== YOUR INSTRUCTIONS ==
Exactly reproduce the entries, dropping any pictures from your copy.

———

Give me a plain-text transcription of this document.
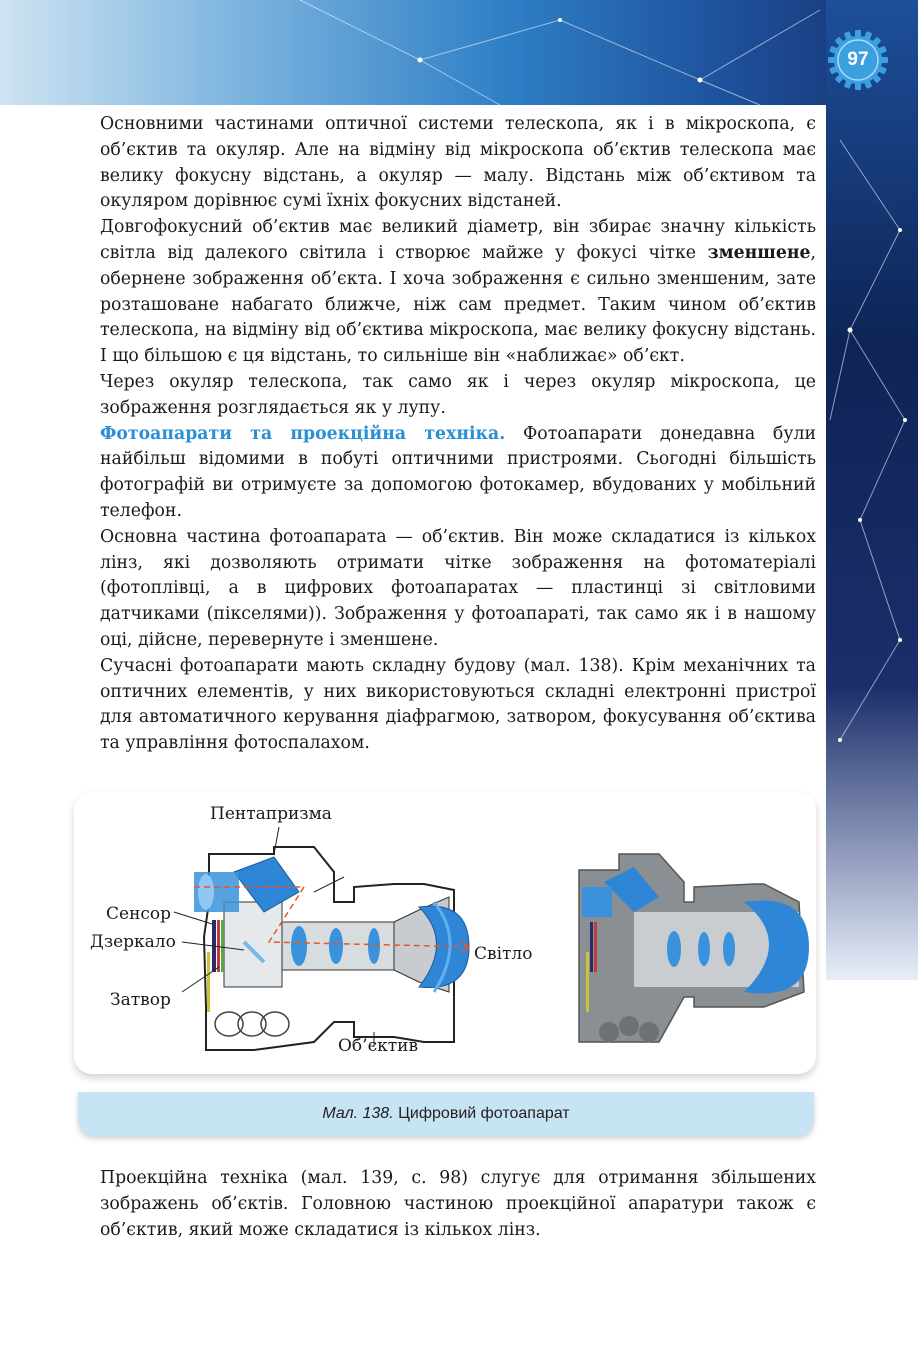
97

Основними частинами оптичної системи телескопа, як і в мікроскопа, є об’єктив та окуляр. Але на відміну від мікроскопа об’єктив телескопа має велику фокусну відстань, а окуляр — малу. Відстань між об’єктивом та окуляром дорівнює сумі їхніх фокусних відстаней.

Довгофокусний об’єктив має великий діаметр, він збирає значну кількість світла від далекого світила і створює майже у фокусі чітке зменшене, обернене зображення об’єкта. І хоча зображення є сильно зменшеним, зате розташоване набагато ближче, ніж сам предмет. Таким чином об’єктив телескопа, на відміну від об’єктива мікроскопа, має велику фокусну відстань. І що більшою є ця відстань, то сильніше він «наближає» об’єкт.

Через окуляр телескопа, так само як і через окуляр мікроскопа, це зображення розглядається як у лупу.

Фотоапарати та проекційна техніка. Фотоапарати донедавна були найбільш відомими в побуті оптичними пристроями. Сьогодні більшість фотографій ви отримуєте за допомогою фотокамер, вбудованих у мобільний телефон.

Основна частина фотоапарата — об’єктив. Він може складатися із кількох лінз, які дозволяють отримати чітке зображення на фотоматеріалі (фотоплівці, а в цифрових фотоапаратах — пластинці зі світловими датчиками (пікселями)). Зображення у фотоапараті, так само як і в нашому оці, дійсне, перевернуте і зменшене.

Сучасні фотоапарати мають складну будову (мал. 138). Крім механічних та оптичних елементів, у них використовуються складні електронні пристрої для автоматичного керування діафрагмою, затвором, фокусування об’єктива та управління фотоспалахом.

Пентапризма
Сенсор
Дзеркало
Затвор
Світло
Об’єктив
Мал. 138. Цифровий фотоапарат

Проекційна техніка (мал. 139, с. 98) слугує для отримання збільшених зображень об’єктів. Головною частиною проекційної апаратури також є об’єктив, який може складатися із кількох лінз.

———

== FINISHED TASK ==
Give me a plain-text transcription of this document.
97

Основними частинами оптичної системи телескопа, як і в мікроскопа, є об’єктив та окуляр. Але на відміну від мікроскопа об’єктив телескопа має велику фокусну відстань, а окуляр — малу. Відстань між об’єктивом та окуляром дорівнює сумі їхніх фокусних відстаней.

Довгофокусний об’єктив має великий діаметр, він збирає значну кількість світла від далекого світила і створює майже у фокусі чітке зменшене, обернене зображення об’єкта. І хоча зображення є сильно зменшеним, зате розташоване набагато ближче, ніж сам предмет. Таким чином об’єктив телескопа, на відміну від об’єктива мікроскопа, має велику фокусну відстань. І що більшою є ця відстань, то сильніше він «наближає» об’єкт.

Через окуляр телескопа, так само як і через окуляр мікроскопа, це зображення розглядається як у лупу.

Фотоапарати та проекційна техніка. Фотоапарати донедавна були найбільш відомими в побуті оптичними пристроями. Сьогодні більшість фотографій ви отримуєте за допомогою фотокамер, вбудованих у мобільний телефон.

Основна частина фотоапарата — об’єктив. Він може складатися із кількох лінз, які дозволяють отримати чітке зображення на фотоматеріалі (фотоплівці, а в цифрових фотоапаратах — пластинці зі світловими датчиками (пікселями)). Зображення у фотоапараті, так само як і в нашому оці, дійсне, перевернуте і зменшене.

Сучасні фотоапарати мають складну будову (мал. 138). Крім механічних та оптичних елементів, у них використовуються складні електронні пристрої для автоматичного керування діафрагмою, затвором, фокусування об’єктива та управління фотоспалахом.

Пентапризма
Сенсор
Дзеркало
Затвор
Світло
Об’єктив
Мал. 138. Цифровий фотоапарат

Проекційна техніка (мал. 139, с. 98) слугує для отримання збільшених зображень об’єктів. Головною частиною проекційної апаратури також є об’єктив, який може складатися із кількох лінз.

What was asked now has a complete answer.